===== Dataset extract
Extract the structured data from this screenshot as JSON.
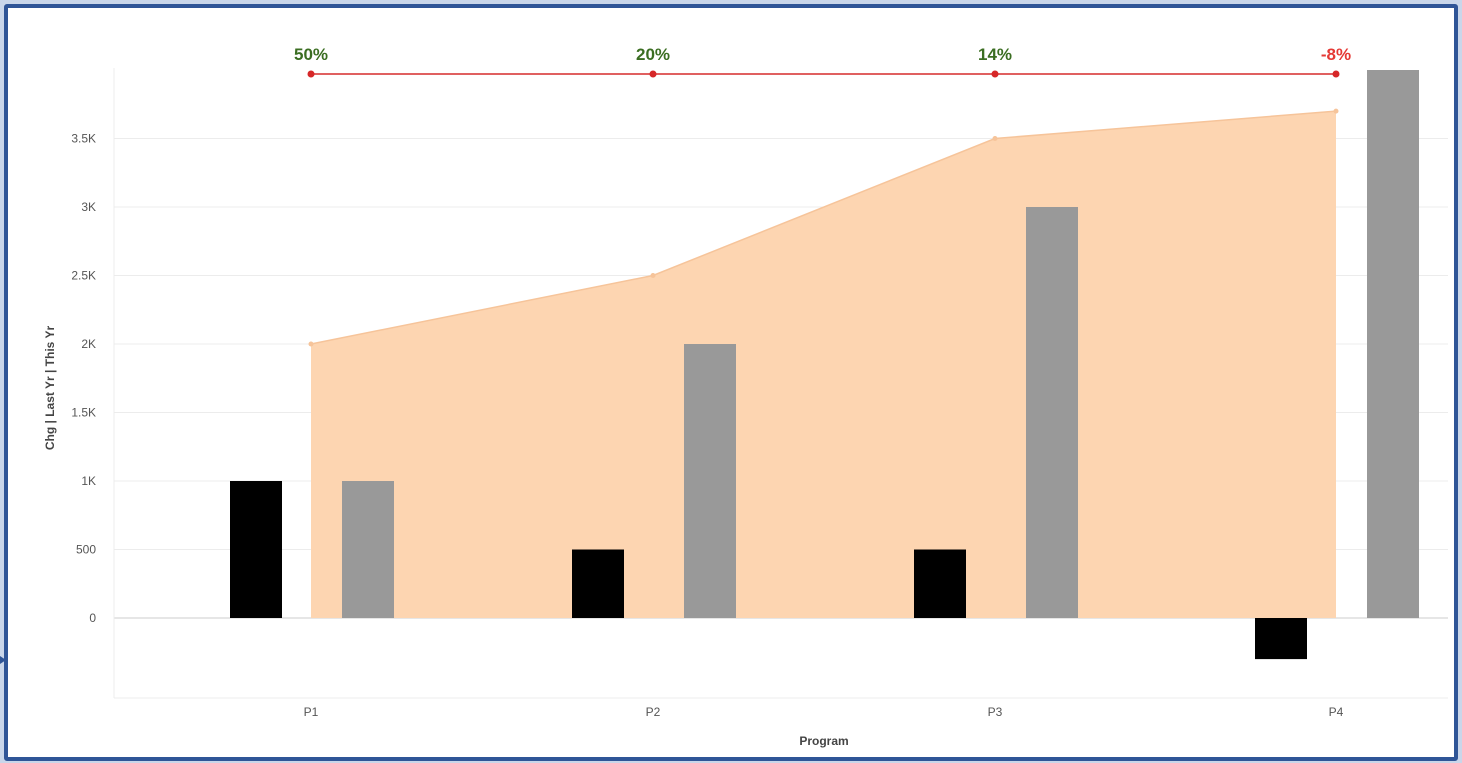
{
  "chart_data": {
    "type": "bar",
    "categories": [
      "P1",
      "P2",
      "P3",
      "P4"
    ],
    "xlabel": "Program",
    "ylabel": "Chg  |  Last Yr  |  This Yr",
    "ylim": [
      -600,
      4000
    ],
    "yticks": [
      0,
      500,
      1000,
      1500,
      2000,
      2500,
      3000,
      3500
    ],
    "ytick_labels": [
      "0",
      "500",
      "1K",
      "1.5K",
      "2K",
      "2.5K",
      "3K",
      "3.5K"
    ],
    "grid": true,
    "series": [
      {
        "key": "chg",
        "type": "bar",
        "values": [
          1000,
          500,
          500,
          -300
        ]
      },
      {
        "key": "last_year",
        "type": "bar",
        "values": [
          1000,
          2000,
          3000,
          4000
        ]
      },
      {
        "key": "this_year",
        "type": "area",
        "values": [
          2000,
          2500,
          3500,
          3700
        ]
      }
    ],
    "pct_change_labels": [
      "50%",
      "20%",
      "14%",
      "-8%"
    ],
    "colors": {
      "chg": "#000000",
      "last_year": "#999999",
      "this_year_fill": "#fdd5b1",
      "this_year_line": "#f6c49a",
      "pct_line": "#e06060",
      "pct_marker": "#d62728",
      "pct_positive": "#3b6e22",
      "pct_negative": "#e53935",
      "grid": "#ececec",
      "zero_line": "#cccccc"
    }
  }
}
==========
_What needs to be done_
Except for the pictures, reproduce every line exactly.

_Correct answer_
Extract the structured data from this screenshot as JSON.
{
  "chart_data": {
    "type": "bar",
    "categories": [
      "P1",
      "P2",
      "P3",
      "P4"
    ],
    "xlabel": "Program",
    "ylabel": "Chg  |  Last Yr  |  This Yr",
    "ylim": [
      -600,
      4000
    ],
    "yticks": [
      0,
      500,
      1000,
      1500,
      2000,
      2500,
      3000,
      3500
    ],
    "ytick_labels": [
      "0",
      "500",
      "1K",
      "1.5K",
      "2K",
      "2.5K",
      "3K",
      "3.5K"
    ],
    "grid": true,
    "series": [
      {
        "key": "chg",
        "type": "bar",
        "values": [
          1000,
          500,
          500,
          -300
        ]
      },
      {
        "key": "last_year",
        "type": "bar",
        "values": [
          1000,
          2000,
          3000,
          4000
        ]
      },
      {
        "key": "this_year",
        "type": "area",
        "values": [
          2000,
          2500,
          3500,
          3700
        ]
      }
    ],
    "pct_change_labels": [
      "50%",
      "20%",
      "14%",
      "-8%"
    ],
    "colors": {
      "chg": "#000000",
      "last_year": "#999999",
      "this_year_fill": "#fdd5b1",
      "this_year_line": "#f6c49a",
      "pct_line": "#e06060",
      "pct_marker": "#d62728",
      "pct_positive": "#3b6e22",
      "pct_negative": "#e53935",
      "grid": "#ececec",
      "zero_line": "#cccccc"
    }
  }
}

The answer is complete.